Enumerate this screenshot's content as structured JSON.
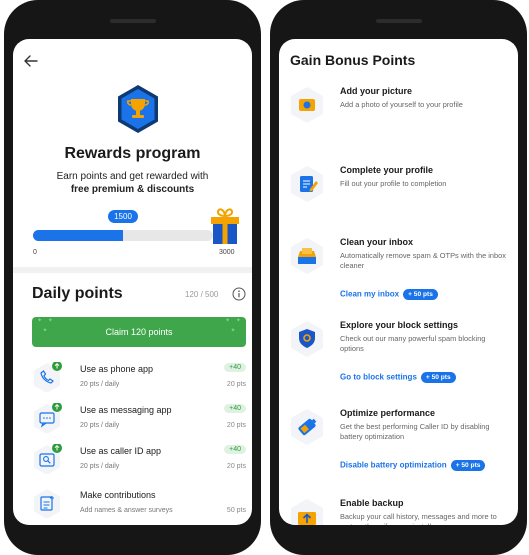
{
  "left_screen": {
    "back_icon": "arrow-left-icon",
    "badge_icon": "trophy-icon",
    "title": "Rewards program",
    "subtitle_line1": "Earn points and get rewarded with",
    "subtitle_line2": "free premium & discounts",
    "progress": {
      "current_label": "1500",
      "current": 1500,
      "min_label": "0",
      "max_label": "3000",
      "max": 3000
    },
    "gift_icon": "gift-icon",
    "daily": {
      "title": "Daily points",
      "count": "120 / 500",
      "info_icon": "info-icon",
      "claim_label": "Claim 120 points",
      "rows": [
        {
          "icon": "phone-icon",
          "title": "Use as phone app",
          "sub": "20 pts / daily",
          "pill": "+40",
          "pts": "20 pts"
        },
        {
          "icon": "message-icon",
          "title": "Use as messaging app",
          "sub": "20 pts / daily",
          "pill": "+40",
          "pts": "20 pts"
        },
        {
          "icon": "caller-id-icon",
          "title": "Use as caller ID app",
          "sub": "20 pts / daily",
          "pill": "+40",
          "pts": "20 pts"
        },
        {
          "icon": "contribution-icon",
          "title": "Make contributions",
          "sub": "Add names & answer surveys",
          "pill": "",
          "pts": "50 pts"
        }
      ]
    }
  },
  "right_screen": {
    "title": "Gain Bonus Points",
    "items": [
      {
        "icon": "camera-icon",
        "title": "Add your picture",
        "desc": "Add a photo of yourself to your profile",
        "action": "",
        "pill": ""
      },
      {
        "icon": "edit-profile-icon",
        "title": "Complete your profile",
        "desc": "Fill out your profile to completion",
        "action": "",
        "pill": ""
      },
      {
        "icon": "inbox-icon",
        "title": "Clean your inbox",
        "desc": "Automatically remove spam & OTPs with the inbox cleaner",
        "action": "Clean my inbox",
        "pill": "+ 50 pts"
      },
      {
        "icon": "shield-settings-icon",
        "title": "Explore your block settings",
        "desc": "Check out our many powerful spam blocking options",
        "action": "Go to block settings",
        "pill": "+ 50 pts"
      },
      {
        "icon": "battery-icon",
        "title": "Optimize performance",
        "desc": "Get the best performing Caller ID by disabling battery optimization",
        "action": "Disable battery optimization",
        "pill": "+ 50 pts"
      },
      {
        "icon": "backup-icon",
        "title": "Enable backup",
        "desc": "Backup your call history, messages and more to restore them if you re-install",
        "action": "",
        "pill": ""
      }
    ]
  },
  "colors": {
    "accent": "#1a73e8",
    "claim_green": "#3fa64b",
    "pill_green_bg": "#dff2e1",
    "pill_green_text": "#2e9b3c",
    "phone_body": "#161616"
  }
}
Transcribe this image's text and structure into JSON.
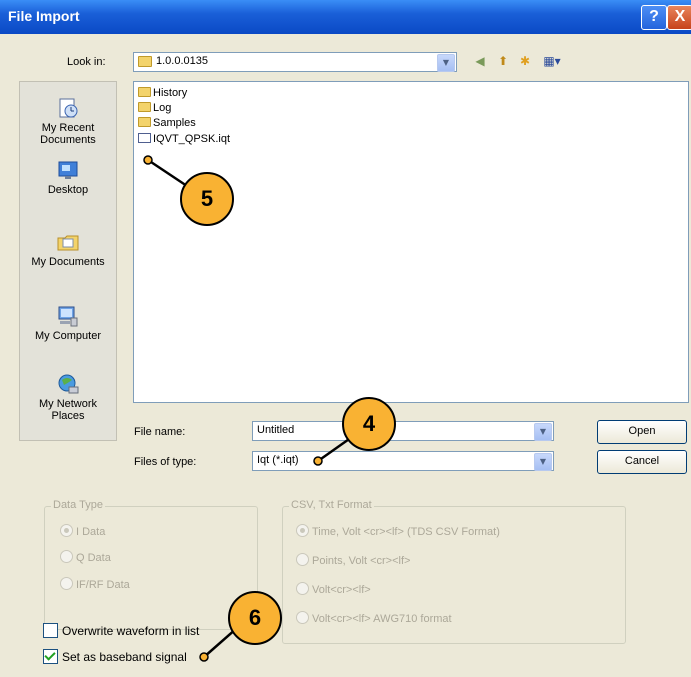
{
  "window": {
    "title": "File Import",
    "help_label": "?",
    "close_label": "X"
  },
  "lookin": {
    "label": "Look in:",
    "value": "1.0.0.0135"
  },
  "places": [
    {
      "label": "My Recent\nDocuments",
      "icon": "recent-documents-icon"
    },
    {
      "label": "Desktop",
      "icon": "desktop-icon"
    },
    {
      "label": "My Documents",
      "icon": "my-documents-icon"
    },
    {
      "label": "My Computer",
      "icon": "my-computer-icon"
    },
    {
      "label": "My Network\nPlaces",
      "icon": "network-places-icon"
    }
  ],
  "files": [
    {
      "name": "History",
      "type": "folder"
    },
    {
      "name": "Log",
      "type": "folder"
    },
    {
      "name": "Samples",
      "type": "folder"
    },
    {
      "name": "IQVT_QPSK.iqt",
      "type": "file"
    }
  ],
  "filename": {
    "label": "File name:",
    "value": "Untitled"
  },
  "filetype": {
    "label": "Files of type:",
    "value": "Iqt (*.iqt)"
  },
  "buttons": {
    "open": "Open",
    "cancel": "Cancel"
  },
  "data_type": {
    "title": "Data Type",
    "options": [
      "I Data",
      "Q Data",
      "IF/RF Data"
    ],
    "selected": 0
  },
  "csv_format": {
    "title": "CSV, Txt Format",
    "options": [
      "Time, Volt <cr><lf> (TDS CSV Format)",
      "Points, Volt <cr><lf>",
      "Volt<cr><lf>",
      "Volt<cr><lf> AWG710 format"
    ],
    "selected": 0
  },
  "checks": {
    "overwrite": {
      "label": "Overwrite waveform in list",
      "checked": false
    },
    "baseband": {
      "label": "Set as baseband signal",
      "checked": true
    }
  },
  "callouts": [
    "5",
    "4",
    "6"
  ],
  "colors": {
    "titlebar": "#0a49c5",
    "dialog_bg": "#ece9d8",
    "callout": "#f9b233"
  }
}
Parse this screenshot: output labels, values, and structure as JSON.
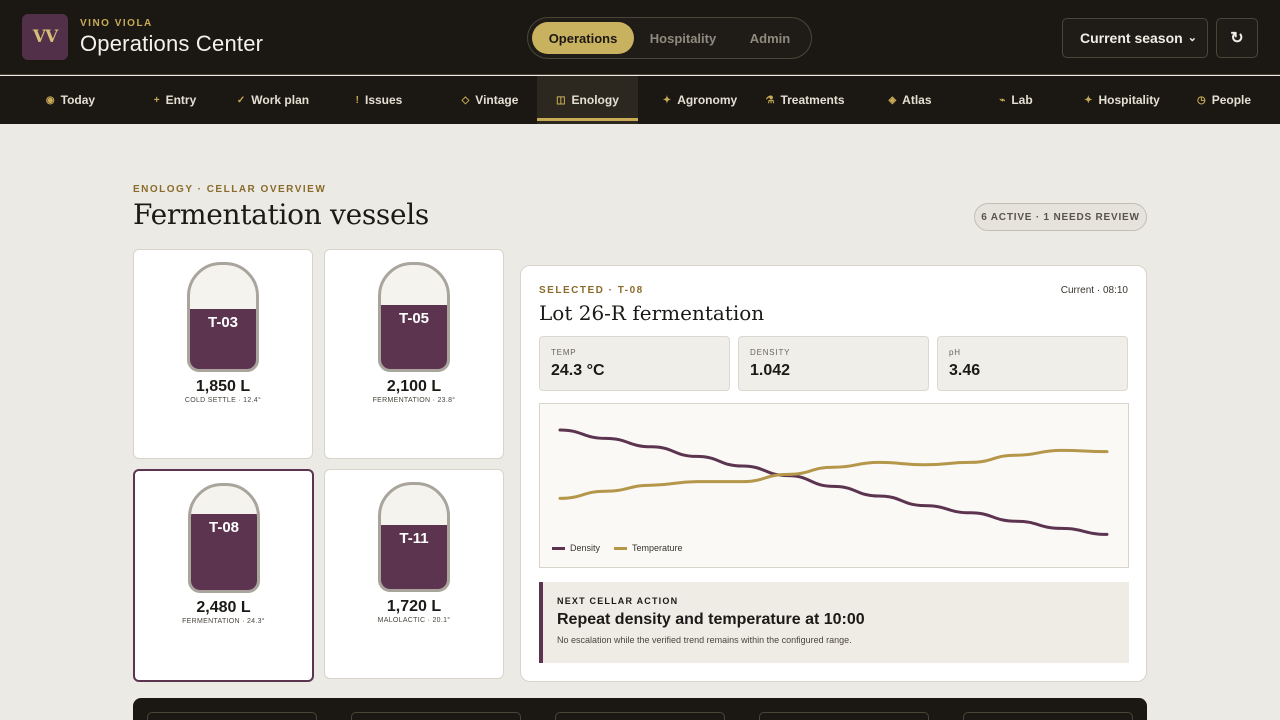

-=-=-=-=-

● **Stated exercise**
All of the records need repeating exactly, except for the pictures.

● **Task output**
Enumerate this screenshot's content as structured JSON.
{
  "left_screen": {
    "back_icon": "arrow-left-icon",
    "badge_icon": "trophy-icon",
    "title": "Rewards program",
    "subtitle_line1": "Earn points and get rewarded with",
    "subtitle_line2": "free premium & discounts",
    "progress": {
      "current_label": "1500",
      "current": 1500,
      "min_label": "0",
      "max_label": "3000",
      "max": 3000
    },
    "gift_icon": "gift-icon",
    "daily": {
      "title": "Daily points",
      "count": "120 / 500",
      "info_icon": "info-icon",
      "claim_label": "Claim 120 points",
      "rows": [
        {
          "icon": "phone-icon",
          "title": "Use as phone app",
          "sub": "20 pts / daily",
          "pill": "+40",
          "pts": "20 pts"
        },
        {
          "icon": "message-icon",
          "title": "Use as messaging app",
          "sub": "20 pts / daily",
          "pill": "+40",
          "pts": "20 pts"
        },
        {
          "icon": "caller-id-icon",
          "title": "Use as caller ID app",
          "sub": "20 pts / daily",
          "pill": "+40",
          "pts": "20 pts"
        },
        {
          "icon": "contribution-icon",
          "title": "Make contributions",
          "sub": "Add names & answer surveys",
          "pill": "",
          "pts": "50 pts"
        }
      ]
    }
  },
  "right_screen": {
    "title": "Gain Bonus Points",
    "items": [
      {
        "icon": "camera-icon",
        "title": "Add your picture",
        "desc": "Add a photo of yourself to your profile",
        "action": "",
        "pill": ""
      },
      {
        "icon": "edit-profile-icon",
        "title": "Complete your profile",
        "desc": "Fill out your profile to completion",
        "action": "",
        "pill": ""
      },
      {
        "icon": "inbox-icon",
        "title": "Clean your inbox",
        "desc": "Automatically remove spam & OTPs with the inbox cleaner",
        "action": "Clean my inbox",
        "pill": "+ 50 pts"
      },
      {
        "icon": "shield-settings-icon",
        "title": "Explore your block settings",
        "desc": "Check out our many powerful spam blocking options",
        "action": "Go to block settings",
        "pill": "+ 50 pts"
      },
      {
        "icon": "battery-icon",
        "title": "Optimize performance",
        "desc": "Get the best performing Caller ID by disabling battery optimization",
        "action": "Disable battery optimization",
        "pill": "+ 50 pts"
      },
      {
        "icon": "backup-icon",
        "title": "Enable backup",
        "desc": "Backup your call history, messages and more to restore them if you re-install",
        "action": "",
        "pill": ""
      }
    ]
  },
  "colors": {
    "accent": "#1a73e8",
    "claim_green": "#3fa64b",
    "pill_green_bg": "#dff2e1",
    "pill_green_text": "#2e9b3c",
    "phone_body": "#161616"
  }
}
Transcribe this image's text and structure into JSON.
{
  "window": {
    "title": "File Import",
    "help_label": "?",
    "close_label": "X"
  },
  "lookin": {
    "label": "Look in:",
    "value": "1.0.0.0135"
  },
  "places": [
    {
      "label": "My Recent\nDocuments",
      "icon": "recent-documents-icon"
    },
    {
      "label": "Desktop",
      "icon": "desktop-icon"
    },
    {
      "label": "My Documents",
      "icon": "my-documents-icon"
    },
    {
      "label": "My Computer",
      "icon": "my-computer-icon"
    },
    {
      "label": "My Network\nPlaces",
      "icon": "network-places-icon"
    }
  ],
  "files": [
    {
      "name": "History",
      "type": "folder"
    },
    {
      "name": "Log",
      "type": "folder"
    },
    {
      "name": "Samples",
      "type": "folder"
    },
    {
      "name": "IQVT_QPSK.iqt",
      "type": "file"
    }
  ],
  "filename": {
    "label": "File name:",
    "value": "Untitled"
  },
  "filetype": {
    "label": "Files of type:",
    "value": "Iqt (*.iqt)"
  },
  "buttons": {
    "open": "Open",
    "cancel": "Cancel"
  },
  "data_type": {
    "title": "Data Type",
    "options": [
      "I Data",
      "Q Data",
      "IF/RF Data"
    ],
    "selected": 0
  },
  "csv_format": {
    "title": "CSV, Txt Format",
    "options": [
      "Time, Volt <cr><lf> (TDS CSV Format)",
      "Points, Volt <cr><lf>",
      "Volt<cr><lf>",
      "Volt<cr><lf> AWG710 format"
    ],
    "selected": 0
  },
  "checks": {
    "overwrite": {
      "label": "Overwrite waveform in list",
      "checked": false
    },
    "baseband": {
      "label": "Set as baseband signal",
      "checked": true
    }
  },
  "callouts": [
    "5",
    "4",
    "6"
  ],
  "colors": {
    "titlebar": "#0a49c5",
    "dialog_bg": "#ece9d8",
    "callout": "#f9b233"
  }
}
Parse this screenshot: output labels, values, and structure as JSON.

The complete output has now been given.